══ Data provided ══
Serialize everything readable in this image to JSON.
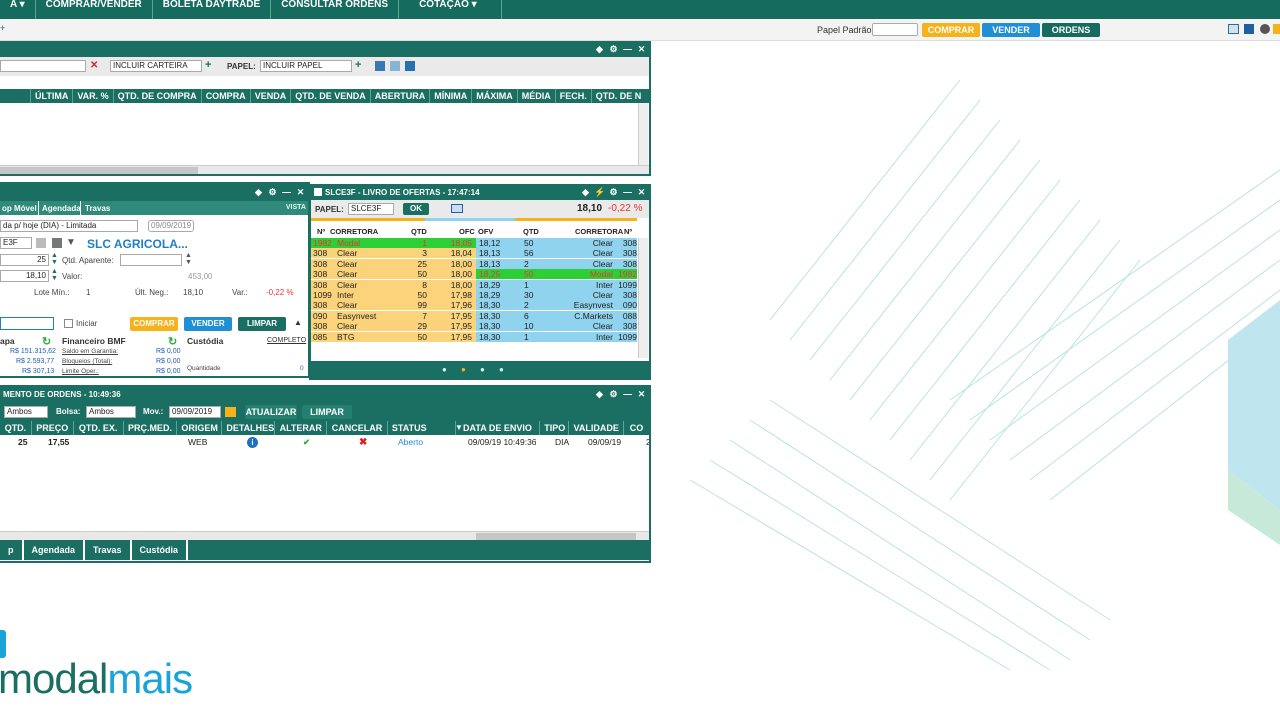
{
  "nav": {
    "menu": [
      "A ▾",
      "COMPRAR/VENDER",
      "BOLETA DAYTRADE",
      "CONSULTAR ORDENS",
      "COTAÇÃO ▾"
    ]
  },
  "toolbar": {
    "papel_label": "Papel Padrão:",
    "buy": "COMPRAR",
    "sell": "VENDER",
    "orders": "ORDENS"
  },
  "watchlist": {
    "include_wallet": "INCLUIR CARTEIRA",
    "papel_label": "PAPEL:",
    "include_paper": "INCLUIR PAPEL",
    "columns": [
      "ÚLTIMA",
      "VAR. %",
      "QTD. DE COMPRA",
      "COMPRA",
      "VENDA",
      "QTD. DE VENDA",
      "ABERTURA",
      "MÍNIMA",
      "MÁXIMA",
      "MÉDIA",
      "FECH.",
      "QTD. DE N"
    ]
  },
  "boleta": {
    "tabs": [
      "op Móvel",
      "Agendada",
      "Travas"
    ],
    "vista": "VISTA",
    "validity": "da p/ hoje (DIA) - Limitada",
    "date": "09/09/2019",
    "ticker": "E3F",
    "company": "SLC AGRICOLA...",
    "qty": "25",
    "qtd_aparente": "Qtd. Aparente:",
    "price": "18,10",
    "valor_label": "Valor:",
    "valor": "453,00",
    "lote_label": "Lote Mín.:",
    "lote": "1",
    "ult_label": "Últ. Neg.:",
    "ult": "18,10",
    "var_label": "Var.:",
    "var": "-0,22 %",
    "iniciar": "Iniciar",
    "buy": "COMPRAR",
    "sell": "VENDER",
    "clear": "LIMPAR",
    "bovespa_title": "apa",
    "bovespa_values": [
      "R$ 151.315,62",
      "R$ 2.593,77",
      "R$ 307,13"
    ],
    "bmf_title": "Financeiro BMF",
    "bmf_labels": [
      "Saldo em Garantia:",
      "Bloqueios (Total):",
      "Limite Oper.:"
    ],
    "bmf_values": [
      "R$ 0,00",
      "R$ 0,00",
      "R$ 0,00"
    ],
    "custodia_title": "Custódia",
    "completo": "COMPLETO",
    "quantidade_label": "Quantidade",
    "quantidade": "0"
  },
  "book": {
    "title": "SLCE3F - LIVRO DE OFERTAS - 17:47:14",
    "papel_label": "PAPEL:",
    "papel": "SLCE3F",
    "ok": "OK",
    "last": "18,10",
    "var": "-0,22 %",
    "headers": [
      "Nº",
      "CORRETORA",
      "QTD",
      "OFC",
      "OFV",
      "QTD",
      "CORRETORA",
      "Nº"
    ],
    "rows": [
      {
        "bn": "1982",
        "bb": "Modal",
        "bq": "1",
        "bp": "18,05",
        "ap": "18,12",
        "aq": "50",
        "ab": "Clear",
        "an": "308",
        "bh": true,
        "ah": false
      },
      {
        "bn": "308",
        "bb": "Clear",
        "bq": "3",
        "bp": "18,04",
        "ap": "18,13",
        "aq": "56",
        "ab": "Clear",
        "an": "308",
        "bh": false,
        "ah": false
      },
      {
        "bn": "308",
        "bb": "Clear",
        "bq": "25",
        "bp": "18,00",
        "ap": "18,13",
        "aq": "2",
        "ab": "Clear",
        "an": "308",
        "bh": false,
        "ah": false
      },
      {
        "bn": "308",
        "bb": "Clear",
        "bq": "50",
        "bp": "18,00",
        "ap": "18,25",
        "aq": "50",
        "ab": "Modal",
        "an": "1982",
        "bh": false,
        "ah": true
      },
      {
        "bn": "308",
        "bb": "Clear",
        "bq": "8",
        "bp": "18,00",
        "ap": "18,29",
        "aq": "1",
        "ab": "Inter",
        "an": "1099",
        "bh": false,
        "ah": false
      },
      {
        "bn": "1099",
        "bb": "Inter",
        "bq": "50",
        "bp": "17,98",
        "ap": "18,29",
        "aq": "30",
        "ab": "Clear",
        "an": "308",
        "bh": false,
        "ah": false
      },
      {
        "bn": "308",
        "bb": "Clear",
        "bq": "99",
        "bp": "17,96",
        "ap": "18,30",
        "aq": "2",
        "ab": "Easynvest",
        "an": "090",
        "bh": false,
        "ah": false
      },
      {
        "bn": "090",
        "bb": "Easynvest",
        "bq": "7",
        "bp": "17,95",
        "ap": "18,30",
        "aq": "6",
        "ab": "C.Markets",
        "an": "088",
        "bh": false,
        "ah": false
      },
      {
        "bn": "308",
        "bb": "Clear",
        "bq": "29",
        "bp": "17,95",
        "ap": "18,30",
        "aq": "10",
        "ab": "Clear",
        "an": "308",
        "bh": false,
        "ah": false
      },
      {
        "bn": "085",
        "bb": "BTG",
        "bq": "50",
        "bp": "17,95",
        "ap": "18,30",
        "aq": "1",
        "ab": "Inter",
        "an": "1099",
        "bh": false,
        "ah": false
      }
    ]
  },
  "orders": {
    "title": "MENTO DE ORDENS - 10:49:36",
    "filter1": "Ambos",
    "bolsa_label": "Bolsa:",
    "bolsa": "Ambos",
    "mov_label": "Mov.:",
    "mov": "09/09/2019",
    "update": "ATUALIZAR",
    "clear": "LIMPAR",
    "columns": [
      "QTD.",
      "PREÇO",
      "QTD. EX.",
      "PRÇ.MED.",
      "ORIGEM",
      "DETALHES",
      "ALTERAR",
      "CANCELAR",
      "STATUS",
      "DATA DE ENVIO",
      "TIPO",
      "VALIDADE",
      "CO"
    ],
    "row": {
      "qtd": "25",
      "preco": "17,55",
      "origem": "WEB",
      "status": "Aberto",
      "data": "09/09/19 10:49:36",
      "tipo": "DIA",
      "validade": "09/09/19",
      "co": "2"
    },
    "tabs": [
      "p",
      "Agendada",
      "Travas",
      "Custódia"
    ]
  },
  "brand": {
    "part1": "modal",
    "part2": "mais"
  },
  "colors": {
    "primary": "#1a6e62",
    "buy": "#f6b21a",
    "sell": "#1f8fd6",
    "bid_row": "#fbd37a",
    "ask_row": "#8fd3ee",
    "highlight": "#2ccf35",
    "brand_green": "#1a6e62",
    "brand_blue": "#1aa3d9"
  }
}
═══
(Request)
Return the whole listing, word for word, and leave out every picture.

(Solution to the problem)
Serialize everything readable in this image to JSON.
{
  "nav": {
    "menu": [
      "A ▾",
      "COMPRAR/VENDER",
      "BOLETA DAYTRADE",
      "CONSULTAR ORDENS",
      "COTAÇÃO ▾"
    ]
  },
  "toolbar": {
    "papel_label": "Papel Padrão:",
    "buy": "COMPRAR",
    "sell": "VENDER",
    "orders": "ORDENS"
  },
  "watchlist": {
    "include_wallet": "INCLUIR CARTEIRA",
    "papel_label": "PAPEL:",
    "include_paper": "INCLUIR PAPEL",
    "columns": [
      "ÚLTIMA",
      "VAR. %",
      "QTD. DE COMPRA",
      "COMPRA",
      "VENDA",
      "QTD. DE VENDA",
      "ABERTURA",
      "MÍNIMA",
      "MÁXIMA",
      "MÉDIA",
      "FECH.",
      "QTD. DE N"
    ]
  },
  "boleta": {
    "tabs": [
      "op Móvel",
      "Agendada",
      "Travas"
    ],
    "vista": "VISTA",
    "validity": "da p/ hoje (DIA) - Limitada",
    "date": "09/09/2019",
    "ticker": "E3F",
    "company": "SLC AGRICOLA...",
    "qty": "25",
    "qtd_aparente": "Qtd. Aparente:",
    "price": "18,10",
    "valor_label": "Valor:",
    "valor": "453,00",
    "lote_label": "Lote Mín.:",
    "lote": "1",
    "ult_label": "Últ. Neg.:",
    "ult": "18,10",
    "var_label": "Var.:",
    "var": "-0,22 %",
    "iniciar": "Iniciar",
    "buy": "COMPRAR",
    "sell": "VENDER",
    "clear": "LIMPAR",
    "bovespa_title": "apa",
    "bovespa_values": [
      "R$ 151.315,62",
      "R$ 2.593,77",
      "R$ 307,13"
    ],
    "bmf_title": "Financeiro BMF",
    "bmf_labels": [
      "Saldo em Garantia:",
      "Bloqueios (Total):",
      "Limite Oper.:"
    ],
    "bmf_values": [
      "R$ 0,00",
      "R$ 0,00",
      "R$ 0,00"
    ],
    "custodia_title": "Custódia",
    "completo": "COMPLETO",
    "quantidade_label": "Quantidade",
    "quantidade": "0"
  },
  "book": {
    "title": "SLCE3F - LIVRO DE OFERTAS - 17:47:14",
    "papel_label": "PAPEL:",
    "papel": "SLCE3F",
    "ok": "OK",
    "last": "18,10",
    "var": "-0,22 %",
    "headers": [
      "Nº",
      "CORRETORA",
      "QTD",
      "OFC",
      "OFV",
      "QTD",
      "CORRETORA",
      "Nº"
    ],
    "rows": [
      {
        "bn": "1982",
        "bb": "Modal",
        "bq": "1",
        "bp": "18,05",
        "ap": "18,12",
        "aq": "50",
        "ab": "Clear",
        "an": "308",
        "bh": true,
        "ah": false
      },
      {
        "bn": "308",
        "bb": "Clear",
        "bq": "3",
        "bp": "18,04",
        "ap": "18,13",
        "aq": "56",
        "ab": "Clear",
        "an": "308",
        "bh": false,
        "ah": false
      },
      {
        "bn": "308",
        "bb": "Clear",
        "bq": "25",
        "bp": "18,00",
        "ap": "18,13",
        "aq": "2",
        "ab": "Clear",
        "an": "308",
        "bh": false,
        "ah": false
      },
      {
        "bn": "308",
        "bb": "Clear",
        "bq": "50",
        "bp": "18,00",
        "ap": "18,25",
        "aq": "50",
        "ab": "Modal",
        "an": "1982",
        "bh": false,
        "ah": true
      },
      {
        "bn": "308",
        "bb": "Clear",
        "bq": "8",
        "bp": "18,00",
        "ap": "18,29",
        "aq": "1",
        "ab": "Inter",
        "an": "1099",
        "bh": false,
        "ah": false
      },
      {
        "bn": "1099",
        "bb": "Inter",
        "bq": "50",
        "bp": "17,98",
        "ap": "18,29",
        "aq": "30",
        "ab": "Clear",
        "an": "308",
        "bh": false,
        "ah": false
      },
      {
        "bn": "308",
        "bb": "Clear",
        "bq": "99",
        "bp": "17,96",
        "ap": "18,30",
        "aq": "2",
        "ab": "Easynvest",
        "an": "090",
        "bh": false,
        "ah": false
      },
      {
        "bn": "090",
        "bb": "Easynvest",
        "bq": "7",
        "bp": "17,95",
        "ap": "18,30",
        "aq": "6",
        "ab": "C.Markets",
        "an": "088",
        "bh": false,
        "ah": false
      },
      {
        "bn": "308",
        "bb": "Clear",
        "bq": "29",
        "bp": "17,95",
        "ap": "18,30",
        "aq": "10",
        "ab": "Clear",
        "an": "308",
        "bh": false,
        "ah": false
      },
      {
        "bn": "085",
        "bb": "BTG",
        "bq": "50",
        "bp": "17,95",
        "ap": "18,30",
        "aq": "1",
        "ab": "Inter",
        "an": "1099",
        "bh": false,
        "ah": false
      }
    ]
  },
  "orders": {
    "title": "MENTO DE ORDENS - 10:49:36",
    "filter1": "Ambos",
    "bolsa_label": "Bolsa:",
    "bolsa": "Ambos",
    "mov_label": "Mov.:",
    "mov": "09/09/2019",
    "update": "ATUALIZAR",
    "clear": "LIMPAR",
    "columns": [
      "QTD.",
      "PREÇO",
      "QTD. EX.",
      "PRÇ.MED.",
      "ORIGEM",
      "DETALHES",
      "ALTERAR",
      "CANCELAR",
      "STATUS",
      "DATA DE ENVIO",
      "TIPO",
      "VALIDADE",
      "CO"
    ],
    "row": {
      "qtd": "25",
      "preco": "17,55",
      "origem": "WEB",
      "status": "Aberto",
      "data": "09/09/19 10:49:36",
      "tipo": "DIA",
      "validade": "09/09/19",
      "co": "2"
    },
    "tabs": [
      "p",
      "Agendada",
      "Travas",
      "Custódia"
    ]
  },
  "brand": {
    "part1": "modal",
    "part2": "mais"
  },
  "colors": {
    "primary": "#1a6e62",
    "buy": "#f6b21a",
    "sell": "#1f8fd6",
    "bid_row": "#fbd37a",
    "ask_row": "#8fd3ee",
    "highlight": "#2ccf35",
    "brand_green": "#1a6e62",
    "brand_blue": "#1aa3d9"
  }
}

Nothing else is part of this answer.